***** EXERCISE MATERIAL

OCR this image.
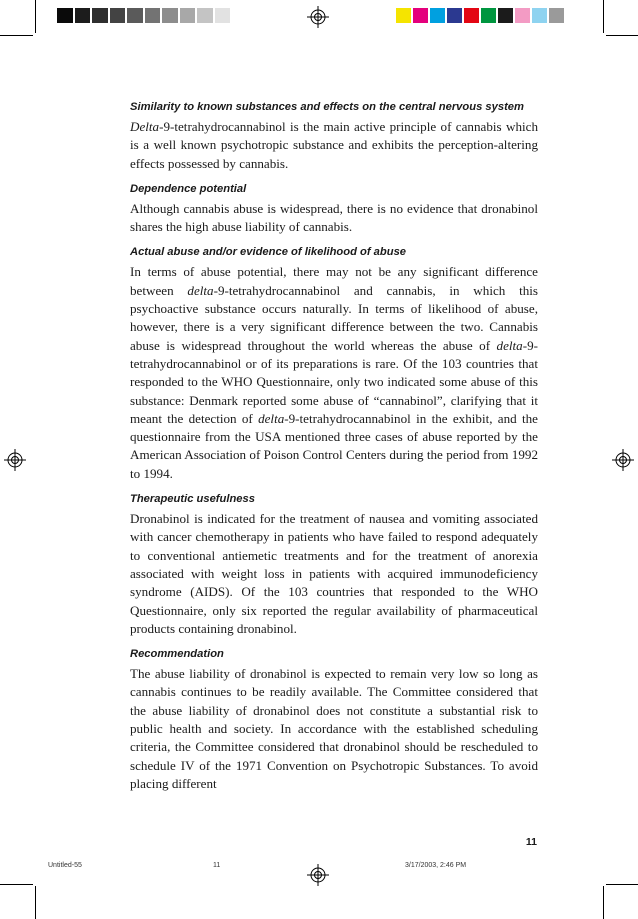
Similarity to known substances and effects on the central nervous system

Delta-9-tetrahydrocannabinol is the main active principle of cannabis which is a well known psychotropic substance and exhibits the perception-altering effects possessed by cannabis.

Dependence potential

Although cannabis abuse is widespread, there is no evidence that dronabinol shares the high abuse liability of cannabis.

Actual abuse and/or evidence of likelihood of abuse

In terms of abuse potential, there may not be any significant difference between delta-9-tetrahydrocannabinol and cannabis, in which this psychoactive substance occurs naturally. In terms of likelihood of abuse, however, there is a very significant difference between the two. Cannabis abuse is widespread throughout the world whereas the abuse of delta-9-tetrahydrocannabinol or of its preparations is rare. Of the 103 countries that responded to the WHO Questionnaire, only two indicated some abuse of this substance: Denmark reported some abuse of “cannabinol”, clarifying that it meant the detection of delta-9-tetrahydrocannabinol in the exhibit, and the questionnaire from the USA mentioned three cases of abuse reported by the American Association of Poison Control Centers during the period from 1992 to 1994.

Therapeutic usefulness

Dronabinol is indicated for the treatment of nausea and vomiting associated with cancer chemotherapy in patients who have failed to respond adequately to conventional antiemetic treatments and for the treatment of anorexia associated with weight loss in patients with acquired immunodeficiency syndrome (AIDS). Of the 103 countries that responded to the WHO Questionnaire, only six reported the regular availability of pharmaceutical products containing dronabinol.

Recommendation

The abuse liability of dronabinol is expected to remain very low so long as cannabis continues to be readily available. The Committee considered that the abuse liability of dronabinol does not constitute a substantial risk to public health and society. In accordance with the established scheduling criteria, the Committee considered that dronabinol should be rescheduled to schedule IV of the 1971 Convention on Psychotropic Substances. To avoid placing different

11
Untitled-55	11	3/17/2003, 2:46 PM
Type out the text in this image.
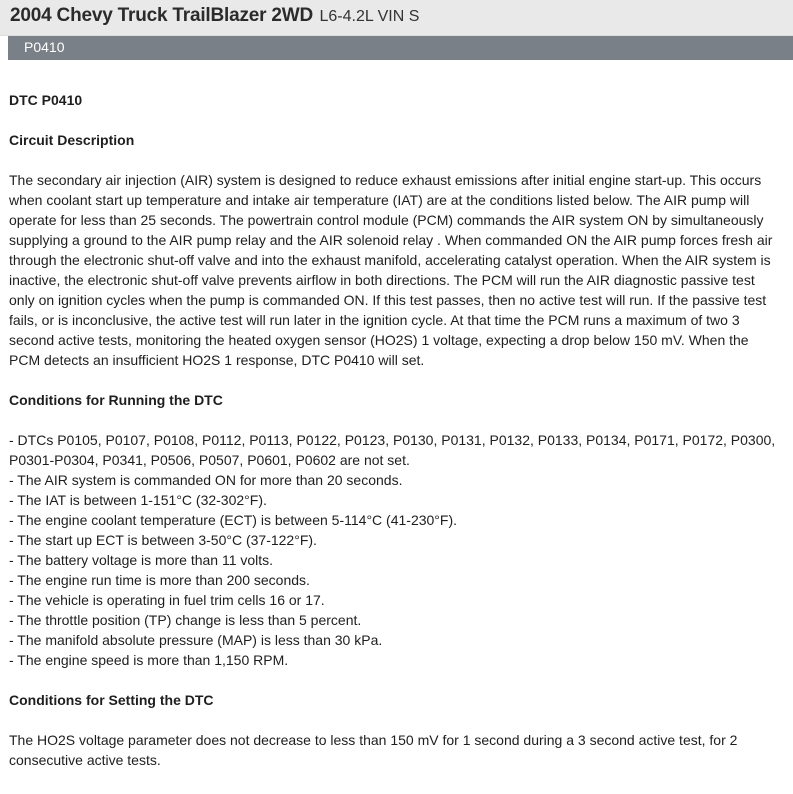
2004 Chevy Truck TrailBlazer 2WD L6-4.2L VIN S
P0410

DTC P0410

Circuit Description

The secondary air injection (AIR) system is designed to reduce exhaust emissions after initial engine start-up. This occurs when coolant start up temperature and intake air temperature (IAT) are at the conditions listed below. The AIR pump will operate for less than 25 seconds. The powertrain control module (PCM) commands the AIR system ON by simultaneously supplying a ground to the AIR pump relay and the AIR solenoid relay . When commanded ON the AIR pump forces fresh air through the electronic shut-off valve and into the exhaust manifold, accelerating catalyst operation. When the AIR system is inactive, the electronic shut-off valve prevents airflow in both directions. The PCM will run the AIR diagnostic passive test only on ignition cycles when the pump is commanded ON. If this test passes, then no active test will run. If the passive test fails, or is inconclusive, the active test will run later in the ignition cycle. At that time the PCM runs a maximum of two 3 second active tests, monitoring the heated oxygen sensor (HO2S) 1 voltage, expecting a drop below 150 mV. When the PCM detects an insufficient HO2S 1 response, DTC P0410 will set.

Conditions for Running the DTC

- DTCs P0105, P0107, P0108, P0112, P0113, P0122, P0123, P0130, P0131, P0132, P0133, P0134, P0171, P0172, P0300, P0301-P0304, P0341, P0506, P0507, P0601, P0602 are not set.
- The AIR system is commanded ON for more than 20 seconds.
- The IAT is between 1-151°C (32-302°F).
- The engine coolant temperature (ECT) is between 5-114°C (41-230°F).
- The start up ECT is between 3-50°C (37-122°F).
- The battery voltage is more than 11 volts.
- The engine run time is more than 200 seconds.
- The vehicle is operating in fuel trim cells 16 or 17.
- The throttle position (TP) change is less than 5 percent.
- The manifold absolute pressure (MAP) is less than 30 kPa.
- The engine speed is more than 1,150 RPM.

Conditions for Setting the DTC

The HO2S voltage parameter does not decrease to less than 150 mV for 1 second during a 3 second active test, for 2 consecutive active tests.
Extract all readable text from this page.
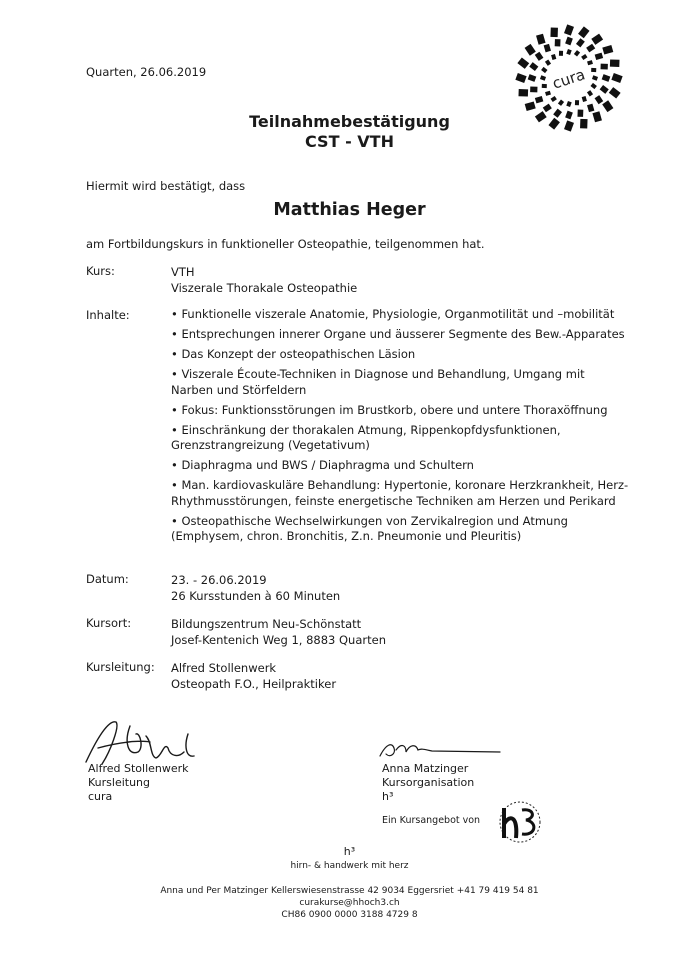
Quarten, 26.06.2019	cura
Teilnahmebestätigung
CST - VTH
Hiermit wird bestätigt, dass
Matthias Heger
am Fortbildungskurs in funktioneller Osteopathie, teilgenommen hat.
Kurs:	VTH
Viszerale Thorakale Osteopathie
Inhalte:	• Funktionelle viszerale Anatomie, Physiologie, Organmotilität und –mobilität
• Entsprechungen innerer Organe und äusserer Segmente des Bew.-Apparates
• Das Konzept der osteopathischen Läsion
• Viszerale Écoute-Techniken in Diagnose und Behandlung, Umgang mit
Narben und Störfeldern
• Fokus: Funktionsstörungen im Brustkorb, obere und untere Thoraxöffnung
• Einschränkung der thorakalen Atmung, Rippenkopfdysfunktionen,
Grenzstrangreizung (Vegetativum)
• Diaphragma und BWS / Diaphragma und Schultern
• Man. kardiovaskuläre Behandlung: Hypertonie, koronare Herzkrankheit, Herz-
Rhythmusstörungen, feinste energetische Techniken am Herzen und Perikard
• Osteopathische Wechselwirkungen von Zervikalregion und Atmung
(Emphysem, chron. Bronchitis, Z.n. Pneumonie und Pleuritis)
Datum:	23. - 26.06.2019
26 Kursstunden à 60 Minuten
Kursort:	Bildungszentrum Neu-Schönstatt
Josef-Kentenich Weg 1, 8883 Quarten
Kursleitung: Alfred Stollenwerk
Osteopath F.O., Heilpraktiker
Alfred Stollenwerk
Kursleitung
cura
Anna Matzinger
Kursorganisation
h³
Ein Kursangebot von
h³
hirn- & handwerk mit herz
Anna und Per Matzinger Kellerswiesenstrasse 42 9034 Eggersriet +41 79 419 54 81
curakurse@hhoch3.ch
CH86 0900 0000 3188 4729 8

**********

PROBLEM TO WORK ON: Reproduce the lines above letter for letter. The pictures stay behind.

ANSWER:
OCR this image.
Similarity to known substances and effects on the central nervous system

Delta-9-tetrahydrocannabinol is the main active principle of cannabis which is a well known psychotropic substance and exhibits the perception-altering effects possessed by cannabis.

Dependence potential

Although cannabis abuse is widespread, there is no evidence that dronabinol shares the high abuse liability of cannabis.

Actual abuse and/or evidence of likelihood of abuse

In terms of abuse potential, there may not be any significant difference between delta-9-tetrahydrocannabinol and cannabis, in which this psychoactive substance occurs naturally. In terms of likelihood of abuse, however, there is a very significant difference between the two. Cannabis abuse is widespread throughout the world whereas the abuse of delta-9-tetrahydrocannabinol or of its preparations is rare. Of the 103 countries that responded to the WHO Questionnaire, only two indicated some abuse of this substance: Denmark reported some abuse of “cannabinol”, clarifying that it meant the detection of delta-9-tetrahydrocannabinol in the exhibit, and the questionnaire from the USA mentioned three cases of abuse reported by the American Association of Poison Control Centers during the period from 1992 to 1994.

Therapeutic usefulness

Dronabinol is indicated for the treatment of nausea and vomiting associated with cancer chemotherapy in patients who have failed to respond adequately to conventional antiemetic treatments and for the treatment of anorexia associated with weight loss in patients with acquired immunodeficiency syndrome (AIDS). Of the 103 countries that responded to the WHO Questionnaire, only six reported the regular availability of pharmaceutical products containing dronabinol.

Recommendation

The abuse liability of dronabinol is expected to remain very low so long as cannabis continues to be readily available. The Committee considered that the abuse liability of dronabinol does not constitute a substantial risk to public health and society. In accordance with the established scheduling criteria, the Committee considered that dronabinol should be rescheduled to schedule IV of the 1971 Convention on Psychotropic Substances. To avoid placing different

11
Untitled-55	11	3/17/2003, 2:46 PM
Type out the text in this image.
2004 Chevy Truck TrailBlazer 2WD L6-4.2L VIN S
P0410

DTC P0410

Circuit Description

The secondary air injection (AIR) system is designed to reduce exhaust emissions after initial engine start-up. This occurs when coolant start up temperature and intake air temperature (IAT) are at the conditions listed below. The AIR pump will operate for less than 25 seconds. The powertrain control module (PCM) commands the AIR system ON by simultaneously supplying a ground to the AIR pump relay and the AIR solenoid relay . When commanded ON the AIR pump forces fresh air through the electronic shut-off valve and into the exhaust manifold, accelerating catalyst operation. When the AIR system is inactive, the electronic shut-off valve prevents airflow in both directions. The PCM will run the AIR diagnostic passive test only on ignition cycles when the pump is commanded ON. If this test passes, then no active test will run. If the passive test fails, or is inconclusive, the active test will run later in the ignition cycle. At that time the PCM runs a maximum of two 3 second active tests, monitoring the heated oxygen sensor (HO2S) 1 voltage, expecting a drop below 150 mV. When the PCM detects an insufficient HO2S 1 response, DTC P0410 will set.

Conditions for Running the DTC

- DTCs P0105, P0107, P0108, P0112, P0113, P0122, P0123, P0130, P0131, P0132, P0133, P0134, P0171, P0172, P0300, P0301-P0304, P0341, P0506, P0507, P0601, P0602 are not set.
- The AIR system is commanded ON for more than 20 seconds.
- The IAT is between 1-151°C (32-302°F).
- The engine coolant temperature (ECT) is between 5-114°C (41-230°F).
- The start up ECT is between 3-50°C (37-122°F).
- The battery voltage is more than 11 volts.
- The engine run time is more than 200 seconds.
- The vehicle is operating in fuel trim cells 16 or 17.
- The throttle position (TP) change is less than 5 percent.
- The manifold absolute pressure (MAP) is less than 30 kPa.
- The engine speed is more than 1,150 RPM.

Conditions for Setting the DTC

The HO2S voltage parameter does not decrease to less than 150 mV for 1 second during a 3 second active test, for 2 consecutive active tests.
Extract all readable text from this page.
Quarten, 26.06.2019	cura
Teilnahmebestätigung
CST - VTH
Hiermit wird bestätigt, dass
Matthias Heger
am Fortbildungskurs in funktioneller Osteopathie, teilgenommen hat.
Kurs:	VTH
Viszerale Thorakale Osteopathie
Inhalte:	• Funktionelle viszerale Anatomie, Physiologie, Organmotilität und –mobilität
• Entsprechungen innerer Organe und äusserer Segmente des Bew.-Apparates
• Das Konzept der osteopathischen Läsion
• Viszerale Écoute-Techniken in Diagnose und Behandlung, Umgang mit
Narben und Störfeldern
• Fokus: Funktionsstörungen im Brustkorb, obere und untere Thoraxöffnung
• Einschränkung der thorakalen Atmung, Rippenkopfdysfunktionen,
Grenzstrangreizung (Vegetativum)
• Diaphragma und BWS / Diaphragma und Schultern
• Man. kardiovaskuläre Behandlung: Hypertonie, koronare Herzkrankheit, Herz-
Rhythmusstörungen, feinste energetische Techniken am Herzen und Perikard
• Osteopathische Wechselwirkungen von Zervikalregion und Atmung
(Emphysem, chron. Bronchitis, Z.n. Pneumonie und Pleuritis)
Datum:	23. - 26.06.2019
26 Kursstunden à 60 Minuten
Kursort:	Bildungszentrum Neu-Schönstatt
Josef-Kentenich Weg 1, 8883 Quarten
Kursleitung: Alfred Stollenwerk
Osteopath F.O., Heilpraktiker
Alfred Stollenwerk
Kursleitung
cura
Anna Matzinger
Kursorganisation
h³
Ein Kursangebot von
h³
hirn- & handwerk mit herz
Anna und Per Matzinger Kellerswiesenstrasse 42 9034 Eggersriet +41 79 419 54 81
curakurse@hhoch3.ch
CH86 0900 0000 3188 4729 8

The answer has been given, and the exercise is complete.